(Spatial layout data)
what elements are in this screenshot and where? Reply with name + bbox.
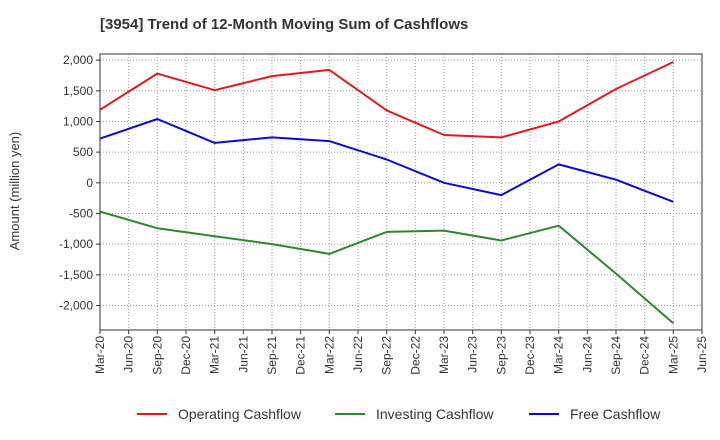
x-tick-label: Sep-21 [265, 336, 279, 375]
x-tick-label: Mar-24 [552, 336, 566, 374]
x-tick-label: Mar-23 [437, 336, 451, 374]
x-tick-label: Sep-22 [380, 336, 394, 375]
y-tick-label: 1,000 [63, 114, 93, 128]
x-tick-label: Jun-21 [236, 336, 250, 373]
x-tick-label: Jun-22 [351, 336, 365, 373]
y-tick-label: -2,000 [59, 298, 93, 312]
series-line-investing-cashflow [99, 210, 674, 325]
y-axis-ticks: 2,000 1,500 1,000 500 0 -500 -1,000 -1,500 -2,00… [59, 53, 100, 312]
y-tick-label: -500 [69, 206, 93, 220]
series-lines [99, 61, 674, 325]
legend-label: Operating Cashflow [178, 406, 302, 422]
series-line-operating-cashflow [99, 61, 674, 139]
x-tick-label: Sep-20 [150, 336, 164, 375]
y-tick-label: 1,500 [63, 84, 93, 98]
x-tick-label: Mar-22 [322, 336, 336, 374]
x-tick-label: Dec-24 [638, 336, 652, 375]
x-tick-label: Dec-23 [523, 336, 537, 375]
y-tick-label: 2,000 [63, 53, 93, 67]
x-tick-label: Sep-24 [609, 336, 623, 375]
grid [100, 54, 702, 330]
x-tick-label: Jun-23 [466, 336, 480, 373]
x-tick-label: Mar-25 [666, 336, 680, 374]
plot-frame [99, 53, 703, 331]
x-tick-label: Mar-21 [208, 336, 222, 374]
x-tick-label: Jun-24 [580, 336, 594, 373]
series-line-free-cashflow [99, 118, 674, 203]
y-tick-label: 0 [86, 176, 93, 190]
y-tick-label: 500 [73, 145, 93, 159]
x-tick-label: Dec-20 [179, 336, 193, 375]
x-tick-label: Jun-25 [695, 336, 709, 373]
x-axis-ticks: Mar-20 Jun-20 Sep-20 Dec-20 Mar-21 Jun-21 Sep-… [93, 330, 709, 375]
x-tick-label: Dec-21 [294, 336, 308, 375]
x-tick-label: Sep-23 [494, 336, 508, 375]
legend: Operating Cashflow Investing Cashflow Free… [137, 406, 661, 422]
x-tick-label: Mar-20 [93, 336, 107, 374]
x-tick-label: Dec-22 [408, 336, 422, 375]
chart-title: [3954] Trend of 12-Month Moving Sum of C… [100, 16, 468, 33]
x-tick-label: Jun-20 [122, 336, 136, 373]
legend-label: Free Cashflow [570, 406, 661, 422]
y-tick-label: -1,500 [59, 268, 93, 282]
legend-label: Investing Cashflow [376, 406, 494, 422]
y-axis-label: Amount (million yen) [7, 132, 22, 251]
y-tick-label: -1,000 [59, 237, 93, 251]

STATED EXERCISE
Copy the rows from the one containing "x-tick-label: Sep-21 [265, 336, 279, 375]" through the one containing "series-lines [99, 61, 674, 325]" word for word, changing nothing.

FULL SOLUTION
x-tick-label: Sep-21 [265, 336, 279, 375]
x-tick-label: Mar-24 [552, 336, 566, 374]
x-tick-label: Mar-23 [437, 336, 451, 374]
x-tick-label: Sep-22 [380, 336, 394, 375]
y-tick-label: 1,000 [63, 114, 93, 128]
x-tick-label: Jun-21 [236, 336, 250, 373]
x-tick-label: Jun-22 [351, 336, 365, 373]
y-tick-label: -2,000 [59, 298, 93, 312]
series-line-investing-cashflow [99, 210, 674, 325]
y-axis-ticks: 2,000 1,500 1,000 500 0 -500 -1,000 -1,500 -2,00… [59, 53, 100, 312]
y-tick-label: -500 [69, 206, 93, 220]
series-lines [99, 61, 674, 325]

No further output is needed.